> **REQUIRED TASK**
Scan the material that follows. Copy every line containing the word "Countries".

> **MATERIAL PROVIDED**
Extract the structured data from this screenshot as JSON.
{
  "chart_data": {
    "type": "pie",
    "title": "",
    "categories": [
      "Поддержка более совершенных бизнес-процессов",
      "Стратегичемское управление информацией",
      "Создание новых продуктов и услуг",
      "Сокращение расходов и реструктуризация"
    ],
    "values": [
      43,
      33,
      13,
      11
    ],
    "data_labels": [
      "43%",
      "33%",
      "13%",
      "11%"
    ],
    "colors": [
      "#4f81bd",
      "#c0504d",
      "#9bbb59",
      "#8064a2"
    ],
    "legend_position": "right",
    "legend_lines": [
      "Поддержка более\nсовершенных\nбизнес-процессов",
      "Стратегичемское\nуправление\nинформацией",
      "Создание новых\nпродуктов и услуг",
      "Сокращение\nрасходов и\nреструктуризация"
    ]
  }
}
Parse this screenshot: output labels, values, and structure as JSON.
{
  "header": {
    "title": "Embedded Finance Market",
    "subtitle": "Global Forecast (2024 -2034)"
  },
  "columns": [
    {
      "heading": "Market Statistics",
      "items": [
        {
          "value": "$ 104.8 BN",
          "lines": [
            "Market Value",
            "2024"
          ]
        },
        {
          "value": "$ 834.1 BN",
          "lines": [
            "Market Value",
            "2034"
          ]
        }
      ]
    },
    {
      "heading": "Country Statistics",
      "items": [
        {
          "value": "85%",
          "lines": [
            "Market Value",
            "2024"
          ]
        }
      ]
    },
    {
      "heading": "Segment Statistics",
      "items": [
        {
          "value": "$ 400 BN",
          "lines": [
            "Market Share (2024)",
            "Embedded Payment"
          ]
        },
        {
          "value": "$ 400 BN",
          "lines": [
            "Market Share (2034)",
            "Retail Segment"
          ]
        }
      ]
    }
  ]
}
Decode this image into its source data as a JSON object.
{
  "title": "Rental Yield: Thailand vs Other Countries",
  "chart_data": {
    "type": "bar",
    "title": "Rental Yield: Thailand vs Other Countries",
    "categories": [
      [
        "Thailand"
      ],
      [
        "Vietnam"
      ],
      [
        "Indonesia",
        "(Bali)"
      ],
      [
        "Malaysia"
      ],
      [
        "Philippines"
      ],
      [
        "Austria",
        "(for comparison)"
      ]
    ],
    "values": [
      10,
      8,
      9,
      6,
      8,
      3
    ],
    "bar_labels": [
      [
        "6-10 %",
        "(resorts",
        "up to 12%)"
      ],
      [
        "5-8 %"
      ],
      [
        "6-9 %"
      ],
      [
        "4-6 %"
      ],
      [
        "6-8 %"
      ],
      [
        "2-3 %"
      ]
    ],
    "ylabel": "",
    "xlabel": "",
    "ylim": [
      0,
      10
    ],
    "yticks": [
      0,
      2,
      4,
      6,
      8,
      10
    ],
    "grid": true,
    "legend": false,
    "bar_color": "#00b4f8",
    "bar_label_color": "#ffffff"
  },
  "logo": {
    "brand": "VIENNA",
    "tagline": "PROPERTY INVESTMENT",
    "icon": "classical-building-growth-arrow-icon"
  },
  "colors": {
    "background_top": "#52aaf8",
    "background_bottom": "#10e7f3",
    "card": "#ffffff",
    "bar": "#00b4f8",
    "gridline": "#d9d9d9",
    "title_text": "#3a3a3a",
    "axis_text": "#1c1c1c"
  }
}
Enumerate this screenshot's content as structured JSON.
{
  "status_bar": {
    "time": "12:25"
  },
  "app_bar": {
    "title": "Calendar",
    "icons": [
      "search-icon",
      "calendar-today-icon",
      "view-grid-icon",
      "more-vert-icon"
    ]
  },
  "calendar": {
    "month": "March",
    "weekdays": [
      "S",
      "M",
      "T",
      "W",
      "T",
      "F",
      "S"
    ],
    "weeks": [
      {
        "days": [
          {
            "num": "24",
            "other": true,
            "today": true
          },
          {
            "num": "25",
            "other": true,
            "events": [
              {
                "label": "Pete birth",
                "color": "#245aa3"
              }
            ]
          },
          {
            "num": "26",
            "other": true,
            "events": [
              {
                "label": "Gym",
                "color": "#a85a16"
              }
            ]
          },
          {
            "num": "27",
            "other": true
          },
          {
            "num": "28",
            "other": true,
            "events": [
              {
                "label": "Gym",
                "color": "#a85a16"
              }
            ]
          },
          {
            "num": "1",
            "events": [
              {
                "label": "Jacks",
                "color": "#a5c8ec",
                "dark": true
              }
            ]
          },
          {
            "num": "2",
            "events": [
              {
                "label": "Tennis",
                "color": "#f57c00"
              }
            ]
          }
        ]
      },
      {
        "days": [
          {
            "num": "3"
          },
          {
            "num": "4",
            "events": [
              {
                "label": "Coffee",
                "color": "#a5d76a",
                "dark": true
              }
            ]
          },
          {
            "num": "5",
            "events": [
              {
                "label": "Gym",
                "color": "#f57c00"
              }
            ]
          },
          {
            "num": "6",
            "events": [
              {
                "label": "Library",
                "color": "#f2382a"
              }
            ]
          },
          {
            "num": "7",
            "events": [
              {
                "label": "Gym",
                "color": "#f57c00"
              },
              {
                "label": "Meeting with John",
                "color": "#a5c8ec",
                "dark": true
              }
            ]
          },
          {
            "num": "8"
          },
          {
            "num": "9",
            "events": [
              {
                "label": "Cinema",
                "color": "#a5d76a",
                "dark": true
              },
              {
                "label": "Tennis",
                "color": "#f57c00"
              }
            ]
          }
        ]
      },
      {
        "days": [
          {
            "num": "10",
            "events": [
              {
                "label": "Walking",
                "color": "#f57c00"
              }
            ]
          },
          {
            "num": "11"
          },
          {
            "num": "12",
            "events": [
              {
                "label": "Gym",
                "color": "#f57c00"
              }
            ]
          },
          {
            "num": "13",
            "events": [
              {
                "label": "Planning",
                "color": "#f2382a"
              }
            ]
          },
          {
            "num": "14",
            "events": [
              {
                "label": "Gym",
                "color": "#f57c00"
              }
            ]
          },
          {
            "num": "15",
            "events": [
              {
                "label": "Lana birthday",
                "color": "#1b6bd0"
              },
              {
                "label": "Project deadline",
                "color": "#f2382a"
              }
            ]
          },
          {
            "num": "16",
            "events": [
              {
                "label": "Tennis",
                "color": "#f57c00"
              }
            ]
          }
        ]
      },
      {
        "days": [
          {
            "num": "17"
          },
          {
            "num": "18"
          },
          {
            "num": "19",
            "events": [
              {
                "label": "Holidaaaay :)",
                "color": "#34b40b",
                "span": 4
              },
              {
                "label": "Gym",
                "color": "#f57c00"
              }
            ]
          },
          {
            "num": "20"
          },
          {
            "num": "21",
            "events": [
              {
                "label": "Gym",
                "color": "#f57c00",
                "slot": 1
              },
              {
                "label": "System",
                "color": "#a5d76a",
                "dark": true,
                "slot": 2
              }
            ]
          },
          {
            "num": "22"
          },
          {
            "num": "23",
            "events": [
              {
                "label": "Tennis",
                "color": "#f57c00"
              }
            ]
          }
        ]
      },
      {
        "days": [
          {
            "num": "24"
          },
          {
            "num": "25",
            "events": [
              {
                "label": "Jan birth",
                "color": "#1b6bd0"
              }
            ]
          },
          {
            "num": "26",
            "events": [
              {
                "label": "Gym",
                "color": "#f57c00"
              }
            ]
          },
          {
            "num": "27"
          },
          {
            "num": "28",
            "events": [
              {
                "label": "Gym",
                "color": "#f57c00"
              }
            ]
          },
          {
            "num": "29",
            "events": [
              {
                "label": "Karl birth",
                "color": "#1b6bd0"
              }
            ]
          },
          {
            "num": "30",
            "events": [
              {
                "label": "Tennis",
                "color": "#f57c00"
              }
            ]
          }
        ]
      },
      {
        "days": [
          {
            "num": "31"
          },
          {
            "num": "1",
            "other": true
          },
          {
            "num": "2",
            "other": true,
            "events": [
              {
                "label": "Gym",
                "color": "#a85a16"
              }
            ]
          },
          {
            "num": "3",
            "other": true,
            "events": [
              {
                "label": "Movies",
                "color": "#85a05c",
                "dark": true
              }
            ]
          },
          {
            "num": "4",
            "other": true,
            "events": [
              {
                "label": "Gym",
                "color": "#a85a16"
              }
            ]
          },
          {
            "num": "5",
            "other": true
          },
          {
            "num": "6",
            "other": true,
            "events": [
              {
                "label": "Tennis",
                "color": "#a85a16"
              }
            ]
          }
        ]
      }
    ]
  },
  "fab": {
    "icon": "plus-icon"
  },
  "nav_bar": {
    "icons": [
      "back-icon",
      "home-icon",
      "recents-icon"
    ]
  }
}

> **REPLY**
  "title": "Rental Yield: Thailand vs Other Countries",
    "title": "Rental Yield: Thailand vs Other Countries",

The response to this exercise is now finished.